### Work instructions
Below, find each line holding "此起彼伏" and state how many there are, using the number alone.

### Data for this exercise
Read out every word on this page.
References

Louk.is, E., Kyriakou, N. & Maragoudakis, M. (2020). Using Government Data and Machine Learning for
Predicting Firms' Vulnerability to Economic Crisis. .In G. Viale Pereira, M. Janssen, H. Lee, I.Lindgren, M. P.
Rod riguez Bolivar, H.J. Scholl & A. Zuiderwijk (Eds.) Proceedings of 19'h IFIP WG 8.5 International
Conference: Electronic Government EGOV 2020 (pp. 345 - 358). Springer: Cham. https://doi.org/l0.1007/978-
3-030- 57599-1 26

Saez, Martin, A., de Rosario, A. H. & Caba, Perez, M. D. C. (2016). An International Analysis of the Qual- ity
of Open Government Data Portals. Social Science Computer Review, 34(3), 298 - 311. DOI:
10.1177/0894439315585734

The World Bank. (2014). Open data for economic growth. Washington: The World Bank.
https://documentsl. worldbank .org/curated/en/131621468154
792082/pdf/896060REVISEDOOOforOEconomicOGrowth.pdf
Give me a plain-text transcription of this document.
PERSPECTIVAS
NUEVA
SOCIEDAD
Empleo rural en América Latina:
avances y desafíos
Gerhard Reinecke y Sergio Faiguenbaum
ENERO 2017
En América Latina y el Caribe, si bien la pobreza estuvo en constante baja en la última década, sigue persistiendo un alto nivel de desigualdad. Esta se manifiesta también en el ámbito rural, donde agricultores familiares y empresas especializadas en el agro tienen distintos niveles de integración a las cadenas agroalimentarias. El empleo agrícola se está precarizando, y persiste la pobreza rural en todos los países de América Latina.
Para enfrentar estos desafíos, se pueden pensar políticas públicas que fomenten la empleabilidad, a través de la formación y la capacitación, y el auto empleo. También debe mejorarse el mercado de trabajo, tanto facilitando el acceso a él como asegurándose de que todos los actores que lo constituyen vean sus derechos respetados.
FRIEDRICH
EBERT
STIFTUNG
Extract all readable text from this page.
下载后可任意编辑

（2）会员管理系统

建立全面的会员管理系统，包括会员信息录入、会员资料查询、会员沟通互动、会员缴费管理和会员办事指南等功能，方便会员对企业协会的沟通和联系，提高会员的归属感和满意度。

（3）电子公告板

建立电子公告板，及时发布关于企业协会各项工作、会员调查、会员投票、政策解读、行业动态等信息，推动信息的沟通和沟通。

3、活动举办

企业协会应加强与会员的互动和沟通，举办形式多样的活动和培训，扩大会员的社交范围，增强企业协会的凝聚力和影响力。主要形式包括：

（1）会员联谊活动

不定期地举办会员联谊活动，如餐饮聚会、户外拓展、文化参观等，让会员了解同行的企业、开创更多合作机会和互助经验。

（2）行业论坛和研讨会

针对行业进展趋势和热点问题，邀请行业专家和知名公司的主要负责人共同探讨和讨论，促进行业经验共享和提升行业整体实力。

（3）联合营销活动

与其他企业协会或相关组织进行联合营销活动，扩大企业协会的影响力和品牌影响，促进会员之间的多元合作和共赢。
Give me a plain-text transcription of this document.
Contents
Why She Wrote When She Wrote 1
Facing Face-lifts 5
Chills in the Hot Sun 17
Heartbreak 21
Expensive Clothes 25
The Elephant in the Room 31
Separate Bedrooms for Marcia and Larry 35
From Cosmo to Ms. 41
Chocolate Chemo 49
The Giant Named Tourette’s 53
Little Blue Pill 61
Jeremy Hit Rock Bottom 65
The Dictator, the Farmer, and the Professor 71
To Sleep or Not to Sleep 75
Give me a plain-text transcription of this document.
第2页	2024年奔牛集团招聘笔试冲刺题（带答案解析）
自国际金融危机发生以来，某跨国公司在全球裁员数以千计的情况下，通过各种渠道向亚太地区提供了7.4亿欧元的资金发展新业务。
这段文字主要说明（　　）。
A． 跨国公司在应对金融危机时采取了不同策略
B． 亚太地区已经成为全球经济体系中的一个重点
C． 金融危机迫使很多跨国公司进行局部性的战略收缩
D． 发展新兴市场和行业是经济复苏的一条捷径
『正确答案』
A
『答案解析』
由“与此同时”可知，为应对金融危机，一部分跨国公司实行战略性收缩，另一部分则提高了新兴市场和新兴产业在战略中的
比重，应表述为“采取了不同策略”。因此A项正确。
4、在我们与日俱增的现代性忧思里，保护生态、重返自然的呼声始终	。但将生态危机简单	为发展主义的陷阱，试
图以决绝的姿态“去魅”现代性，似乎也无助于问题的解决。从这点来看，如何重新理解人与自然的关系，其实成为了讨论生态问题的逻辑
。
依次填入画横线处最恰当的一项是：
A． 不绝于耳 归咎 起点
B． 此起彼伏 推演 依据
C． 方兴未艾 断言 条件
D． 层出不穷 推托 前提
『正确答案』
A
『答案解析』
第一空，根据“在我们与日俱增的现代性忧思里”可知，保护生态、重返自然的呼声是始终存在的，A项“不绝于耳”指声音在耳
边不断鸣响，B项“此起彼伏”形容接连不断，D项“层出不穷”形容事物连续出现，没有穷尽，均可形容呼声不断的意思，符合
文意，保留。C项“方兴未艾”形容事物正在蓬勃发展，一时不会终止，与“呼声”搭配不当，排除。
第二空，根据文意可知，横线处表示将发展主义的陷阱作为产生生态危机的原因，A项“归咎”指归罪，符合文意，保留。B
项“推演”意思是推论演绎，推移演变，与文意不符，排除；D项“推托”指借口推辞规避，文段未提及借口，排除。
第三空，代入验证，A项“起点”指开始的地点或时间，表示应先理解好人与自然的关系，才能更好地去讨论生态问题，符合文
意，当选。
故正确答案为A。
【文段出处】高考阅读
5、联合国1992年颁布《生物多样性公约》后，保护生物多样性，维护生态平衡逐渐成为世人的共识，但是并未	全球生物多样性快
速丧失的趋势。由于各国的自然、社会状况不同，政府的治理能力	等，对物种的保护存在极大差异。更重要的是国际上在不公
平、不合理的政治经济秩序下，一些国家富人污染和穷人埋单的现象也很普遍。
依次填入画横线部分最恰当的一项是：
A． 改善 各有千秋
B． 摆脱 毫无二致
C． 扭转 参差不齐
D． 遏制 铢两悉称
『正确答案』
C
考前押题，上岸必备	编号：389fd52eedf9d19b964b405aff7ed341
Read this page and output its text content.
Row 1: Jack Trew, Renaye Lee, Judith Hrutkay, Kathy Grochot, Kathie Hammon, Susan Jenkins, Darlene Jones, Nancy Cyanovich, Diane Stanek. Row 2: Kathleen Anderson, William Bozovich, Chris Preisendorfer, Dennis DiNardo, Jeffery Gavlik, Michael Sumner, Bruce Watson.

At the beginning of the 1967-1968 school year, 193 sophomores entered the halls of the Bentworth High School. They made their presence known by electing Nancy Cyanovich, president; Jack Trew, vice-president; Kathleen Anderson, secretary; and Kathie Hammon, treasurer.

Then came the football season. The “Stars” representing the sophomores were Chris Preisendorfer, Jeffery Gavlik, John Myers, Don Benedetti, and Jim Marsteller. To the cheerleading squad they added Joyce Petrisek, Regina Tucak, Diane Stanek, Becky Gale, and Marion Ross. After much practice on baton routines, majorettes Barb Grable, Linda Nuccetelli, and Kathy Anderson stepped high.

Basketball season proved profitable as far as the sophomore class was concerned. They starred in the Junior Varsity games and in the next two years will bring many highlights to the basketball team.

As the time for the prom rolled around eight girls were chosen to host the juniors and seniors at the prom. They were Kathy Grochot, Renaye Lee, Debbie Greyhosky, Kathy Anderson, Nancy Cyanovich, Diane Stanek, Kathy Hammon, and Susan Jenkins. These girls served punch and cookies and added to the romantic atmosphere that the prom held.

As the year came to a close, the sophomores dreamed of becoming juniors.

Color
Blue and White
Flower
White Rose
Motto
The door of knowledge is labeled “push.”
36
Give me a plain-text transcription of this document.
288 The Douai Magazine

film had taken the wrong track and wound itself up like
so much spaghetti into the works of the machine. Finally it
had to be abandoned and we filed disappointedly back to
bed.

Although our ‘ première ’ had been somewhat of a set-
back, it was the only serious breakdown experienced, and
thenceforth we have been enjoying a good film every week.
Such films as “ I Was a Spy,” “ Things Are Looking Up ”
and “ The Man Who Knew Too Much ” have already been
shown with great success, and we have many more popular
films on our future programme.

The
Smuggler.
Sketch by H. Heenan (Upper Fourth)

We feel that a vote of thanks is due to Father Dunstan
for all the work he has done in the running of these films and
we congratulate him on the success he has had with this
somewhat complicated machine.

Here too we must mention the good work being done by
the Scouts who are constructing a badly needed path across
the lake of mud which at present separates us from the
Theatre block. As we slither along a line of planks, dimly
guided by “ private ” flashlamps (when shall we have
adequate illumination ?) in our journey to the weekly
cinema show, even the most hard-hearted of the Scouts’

### Response for this exercise
2